#### WHAT IS NEEDED:
Write out each entry once more so that it matches the original exactly.

Transcript entries for document pages:
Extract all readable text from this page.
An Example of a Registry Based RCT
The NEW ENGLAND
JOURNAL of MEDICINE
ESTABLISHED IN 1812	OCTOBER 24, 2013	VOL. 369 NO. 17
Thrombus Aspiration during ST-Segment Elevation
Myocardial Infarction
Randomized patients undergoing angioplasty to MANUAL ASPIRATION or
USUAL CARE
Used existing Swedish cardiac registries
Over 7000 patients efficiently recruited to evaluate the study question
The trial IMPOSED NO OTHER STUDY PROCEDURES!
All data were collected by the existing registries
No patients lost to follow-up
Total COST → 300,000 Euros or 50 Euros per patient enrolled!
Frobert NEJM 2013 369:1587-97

#### THE COMPLETED TASK:
Extract all readable text from this page.
An Example of a Registry Based RCT
The NEW ENGLAND
JOURNAL of MEDICINE
ESTABLISHED IN 1812	OCTOBER 24, 2013	VOL. 369 NO. 17
Thrombus Aspiration during ST-Segment Elevation
Myocardial Infarction
Randomized patients undergoing angioplasty to MANUAL ASPIRATION or
USUAL CARE
Used existing Swedish cardiac registries
Over 7000 patients efficiently recruited to evaluate the study question
The trial IMPOSED NO OTHER STUDY PROCEDURES!
All data were collected by the existing registries
No patients lost to follow-up
Total COST → 300,000 Euros or 50 Euros per patient enrolled!
Frobert NEJM 2013 369:1587-97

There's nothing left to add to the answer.